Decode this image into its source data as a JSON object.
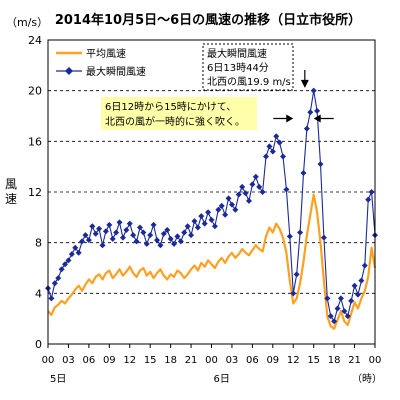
{
  "chart_data": {
    "type": "line",
    "title": "2014年10月5日～6日の風速の推移（日立市役所）",
    "unit_label": "（m/s）",
    "ylabel": "風速",
    "ylim": [
      0,
      24
    ],
    "yticks": [
      0,
      4,
      8,
      12,
      16,
      20,
      24
    ],
    "xlim": [
      0,
      48
    ],
    "xticks": [
      0,
      3,
      6,
      9,
      12,
      15,
      18,
      21,
      24,
      27,
      30,
      33,
      36,
      39,
      42,
      45,
      48
    ],
    "xtick_labels": [
      "00",
      "03",
      "06",
      "09",
      "12",
      "15",
      "18",
      "21",
      "00",
      "03",
      "06",
      "09",
      "12",
      "15",
      "18",
      "21",
      "00"
    ],
    "day_labels": [
      {
        "x": 1.5,
        "text": "5日"
      },
      {
        "x": 25.5,
        "text": "6日"
      }
    ],
    "xunit_label": "（時）",
    "grid": "horizontal-dashed",
    "legend_position": "top-left",
    "colors": {
      "avg": "#ffa020",
      "max": "#1a2a9a",
      "callout_bg": "#ffffaa",
      "grid": "#000000"
    },
    "series": [
      {
        "name": "平均風速",
        "style": "line",
        "x": [
          0,
          0.5,
          1,
          1.5,
          2,
          2.5,
          3,
          3.5,
          4,
          4.5,
          5,
          5.5,
          6,
          6.5,
          7,
          7.5,
          8,
          8.5,
          9,
          9.5,
          10,
          10.5,
          11,
          11.5,
          12,
          12.5,
          13,
          13.5,
          14,
          14.5,
          15,
          15.5,
          16,
          16.5,
          17,
          17.5,
          18,
          18.5,
          19,
          19.5,
          20,
          20.5,
          21,
          21.5,
          22,
          22.5,
          23,
          23.5,
          24,
          24.5,
          25,
          25.5,
          26,
          26.5,
          27,
          27.5,
          28,
          28.5,
          29,
          29.5,
          30,
          30.5,
          31,
          31.5,
          32,
          32.5,
          33,
          33.5,
          34,
          34.5,
          35,
          35.5,
          36,
          36.5,
          37,
          37.5,
          38,
          38.5,
          39,
          39.5,
          40,
          40.5,
          41,
          41.5,
          42,
          42.5,
          43,
          43.5,
          44,
          44.5,
          45,
          45.5,
          46,
          46.5,
          47,
          47.5,
          48
        ],
        "values": [
          2.6,
          2.3,
          2.9,
          3.1,
          3.4,
          3.2,
          3.6,
          3.9,
          4.3,
          4.6,
          4.2,
          4.7,
          5.1,
          4.8,
          5.3,
          5.5,
          5.1,
          5.6,
          5.8,
          5.2,
          5.5,
          5.9,
          5.4,
          5.7,
          6.1,
          5.6,
          5.3,
          5.8,
          6.0,
          5.4,
          5.7,
          5.2,
          5.6,
          5.9,
          5.4,
          5.1,
          5.5,
          5.3,
          5.8,
          5.6,
          5.2,
          5.5,
          5.9,
          6.2,
          5.8,
          6.4,
          6.1,
          6.6,
          6.3,
          6.0,
          6.5,
          6.8,
          6.4,
          6.9,
          7.2,
          6.8,
          7.1,
          7.5,
          7.2,
          7.0,
          7.4,
          7.8,
          7.5,
          7.3,
          8.5,
          9.2,
          8.8,
          9.5,
          9.1,
          8.4,
          7.2,
          5.0,
          3.2,
          3.6,
          4.8,
          6.5,
          8.6,
          10.2,
          11.8,
          10.4,
          8.0,
          5.0,
          2.2,
          1.4,
          1.2,
          1.9,
          2.6,
          1.8,
          1.5,
          2.4,
          3.3,
          2.8,
          3.6,
          4.2,
          5.3,
          7.6,
          6.0
        ]
      },
      {
        "name": "最大瞬間風速",
        "style": "line-diamond",
        "x": [
          0,
          0.5,
          1,
          1.5,
          2,
          2.5,
          3,
          3.5,
          4,
          4.5,
          5,
          5.5,
          6,
          6.5,
          7,
          7.5,
          8,
          8.5,
          9,
          9.5,
          10,
          10.5,
          11,
          11.5,
          12,
          12.5,
          13,
          13.5,
          14,
          14.5,
          15,
          15.5,
          16,
          16.5,
          17,
          17.5,
          18,
          18.5,
          19,
          19.5,
          20,
          20.5,
          21,
          21.5,
          22,
          22.5,
          23,
          23.5,
          24,
          24.5,
          25,
          25.5,
          26,
          26.5,
          27,
          27.5,
          28,
          28.5,
          29,
          29.5,
          30,
          30.5,
          31,
          31.5,
          32,
          32.5,
          33,
          33.5,
          34,
          34.5,
          35,
          35.5,
          36,
          36.5,
          37,
          37.5,
          38,
          38.5,
          39,
          39.5,
          40,
          40.5,
          41,
          41.5,
          42,
          42.5,
          43,
          43.5,
          44,
          44.5,
          45,
          45.5,
          46,
          46.5,
          47,
          47.5,
          48
        ],
        "values": [
          4.4,
          3.6,
          4.8,
          5.2,
          5.9,
          6.3,
          6.6,
          7.1,
          7.6,
          7.2,
          8.1,
          8.6,
          8.2,
          9.3,
          8.7,
          9.1,
          7.8,
          8.9,
          9.4,
          8.3,
          8.8,
          9.6,
          8.4,
          9.0,
          9.5,
          8.6,
          8.1,
          9.2,
          8.8,
          7.9,
          8.6,
          9.4,
          8.2,
          7.8,
          8.7,
          9.0,
          8.3,
          7.9,
          8.5,
          8.1,
          8.8,
          9.3,
          8.6,
          9.7,
          9.2,
          10.1,
          9.5,
          10.4,
          9.8,
          9.3,
          10.6,
          10.9,
          10.2,
          11.5,
          11.0,
          10.6,
          11.8,
          12.4,
          11.9,
          11.3,
          12.6,
          13.2,
          12.4,
          12.0,
          14.8,
          15.6,
          15.2,
          16.4,
          15.9,
          14.8,
          12.2,
          8.5,
          4.0,
          5.5,
          8.8,
          13.5,
          17.0,
          18.3,
          20.0,
          18.4,
          14.2,
          8.4,
          3.6,
          2.2,
          1.8,
          2.8,
          3.6,
          2.6,
          2.2,
          3.4,
          4.6,
          3.9,
          5.0,
          6.2,
          11.4,
          12.0,
          8.6
        ]
      }
    ],
    "annotations": {
      "max_box": [
        "最大瞬間風速",
        "6日13時44分",
        "北西の風19.9 m/s"
      ],
      "max_point": {
        "x": 37.7,
        "y": 19.9
      },
      "callout": [
        "6日12時から15時にかけて、",
        "北西の風が一時的に強く吹く。"
      ],
      "callout_span": [
        36,
        39
      ]
    }
  }
}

####################

▶ _TASK TO CARRY OUT_: Copy the material above exactly and drop the pictures.

▶ _RESPONSE_:
Decode this image into its source data as a JSON object.
{
  "chart_data": {
    "type": "line",
    "title": "2014年10月5日～6日の風速の推移（日立市役所）",
    "unit_label": "（m/s）",
    "ylabel": "風速",
    "ylim": [
      0,
      24
    ],
    "yticks": [
      0,
      4,
      8,
      12,
      16,
      20,
      24
    ],
    "xlim": [
      0,
      48
    ],
    "xticks": [
      0,
      3,
      6,
      9,
      12,
      15,
      18,
      21,
      24,
      27,
      30,
      33,
      36,
      39,
      42,
      45,
      48
    ],
    "xtick_labels": [
      "00",
      "03",
      "06",
      "09",
      "12",
      "15",
      "18",
      "21",
      "00",
      "03",
      "06",
      "09",
      "12",
      "15",
      "18",
      "21",
      "00"
    ],
    "day_labels": [
      {
        "x": 1.5,
        "text": "5日"
      },
      {
        "x": 25.5,
        "text": "6日"
      }
    ],
    "xunit_label": "（時）",
    "grid": "horizontal-dashed",
    "legend_position": "top-left",
    "colors": {
      "avg": "#ffa020",
      "max": "#1a2a9a",
      "callout_bg": "#ffffaa",
      "grid": "#000000"
    },
    "series": [
      {
        "name": "平均風速",
        "style": "line",
        "x": [
          0,
          0.5,
          1,
          1.5,
          2,
          2.5,
          3,
          3.5,
          4,
          4.5,
          5,
          5.5,
          6,
          6.5,
          7,
          7.5,
          8,
          8.5,
          9,
          9.5,
          10,
          10.5,
          11,
          11.5,
          12,
          12.5,
          13,
          13.5,
          14,
          14.5,
          15,
          15.5,
          16,
          16.5,
          17,
          17.5,
          18,
          18.5,
          19,
          19.5,
          20,
          20.5,
          21,
          21.5,
          22,
          22.5,
          23,
          23.5,
          24,
          24.5,
          25,
          25.5,
          26,
          26.5,
          27,
          27.5,
          28,
          28.5,
          29,
          29.5,
          30,
          30.5,
          31,
          31.5,
          32,
          32.5,
          33,
          33.5,
          34,
          34.5,
          35,
          35.5,
          36,
          36.5,
          37,
          37.5,
          38,
          38.5,
          39,
          39.5,
          40,
          40.5,
          41,
          41.5,
          42,
          42.5,
          43,
          43.5,
          44,
          44.5,
          45,
          45.5,
          46,
          46.5,
          47,
          47.5,
          48
        ],
        "values": [
          2.6,
          2.3,
          2.9,
          3.1,
          3.4,
          3.2,
          3.6,
          3.9,
          4.3,
          4.6,
          4.2,
          4.7,
          5.1,
          4.8,
          5.3,
          5.5,
          5.1,
          5.6,
          5.8,
          5.2,
          5.5,
          5.9,
          5.4,
          5.7,
          6.1,
          5.6,
          5.3,
          5.8,
          6.0,
          5.4,
          5.7,
          5.2,
          5.6,
          5.9,
          5.4,
          5.1,
          5.5,
          5.3,
          5.8,
          5.6,
          5.2,
          5.5,
          5.9,
          6.2,
          5.8,
          6.4,
          6.1,
          6.6,
          6.3,
          6.0,
          6.5,
          6.8,
          6.4,
          6.9,
          7.2,
          6.8,
          7.1,
          7.5,
          7.2,
          7.0,
          7.4,
          7.8,
          7.5,
          7.3,
          8.5,
          9.2,
          8.8,
          9.5,
          9.1,
          8.4,
          7.2,
          5.0,
          3.2,
          3.6,
          4.8,
          6.5,
          8.6,
          10.2,
          11.8,
          10.4,
          8.0,
          5.0,
          2.2,
          1.4,
          1.2,
          1.9,
          2.6,
          1.8,
          1.5,
          2.4,
          3.3,
          2.8,
          3.6,
          4.2,
          5.3,
          7.6,
          6.0
        ]
      },
      {
        "name": "最大瞬間風速",
        "style": "line-diamond",
        "x": [
          0,
          0.5,
          1,
          1.5,
          2,
          2.5,
          3,
          3.5,
          4,
          4.5,
          5,
          5.5,
          6,
          6.5,
          7,
          7.5,
          8,
          8.5,
          9,
          9.5,
          10,
          10.5,
          11,
          11.5,
          12,
          12.5,
          13,
          13.5,
          14,
          14.5,
          15,
          15.5,
          16,
          16.5,
          17,
          17.5,
          18,
          18.5,
          19,
          19.5,
          20,
          20.5,
          21,
          21.5,
          22,
          22.5,
          23,
          23.5,
          24,
          24.5,
          25,
          25.5,
          26,
          26.5,
          27,
          27.5,
          28,
          28.5,
          29,
          29.5,
          30,
          30.5,
          31,
          31.5,
          32,
          32.5,
          33,
          33.5,
          34,
          34.5,
          35,
          35.5,
          36,
          36.5,
          37,
          37.5,
          38,
          38.5,
          39,
          39.5,
          40,
          40.5,
          41,
          41.5,
          42,
          42.5,
          43,
          43.5,
          44,
          44.5,
          45,
          45.5,
          46,
          46.5,
          47,
          47.5,
          48
        ],
        "values": [
          4.4,
          3.6,
          4.8,
          5.2,
          5.9,
          6.3,
          6.6,
          7.1,
          7.6,
          7.2,
          8.1,
          8.6,
          8.2,
          9.3,
          8.7,
          9.1,
          7.8,
          8.9,
          9.4,
          8.3,
          8.8,
          9.6,
          8.4,
          9.0,
          9.5,
          8.6,
          8.1,
          9.2,
          8.8,
          7.9,
          8.6,
          9.4,
          8.2,
          7.8,
          8.7,
          9.0,
          8.3,
          7.9,
          8.5,
          8.1,
          8.8,
          9.3,
          8.6,
          9.7,
          9.2,
          10.1,
          9.5,
          10.4,
          9.8,
          9.3,
          10.6,
          10.9,
          10.2,
          11.5,
          11.0,
          10.6,
          11.8,
          12.4,
          11.9,
          11.3,
          12.6,
          13.2,
          12.4,
          12.0,
          14.8,
          15.6,
          15.2,
          16.4,
          15.9,
          14.8,
          12.2,
          8.5,
          4.0,
          5.5,
          8.8,
          13.5,
          17.0,
          18.3,
          20.0,
          18.4,
          14.2,
          8.4,
          3.6,
          2.2,
          1.8,
          2.8,
          3.6,
          2.6,
          2.2,
          3.4,
          4.6,
          3.9,
          5.0,
          6.2,
          11.4,
          12.0,
          8.6
        ]
      }
    ],
    "annotations": {
      "max_box": [
        "最大瞬間風速",
        "6日13時44分",
        "北西の風19.9 m/s"
      ],
      "max_point": {
        "x": 37.7,
        "y": 19.9
      },
      "callout": [
        "6日12時から15時にかけて、",
        "北西の風が一時的に強く吹く。"
      ],
      "callout_span": [
        36,
        39
      ]
    }
  }
}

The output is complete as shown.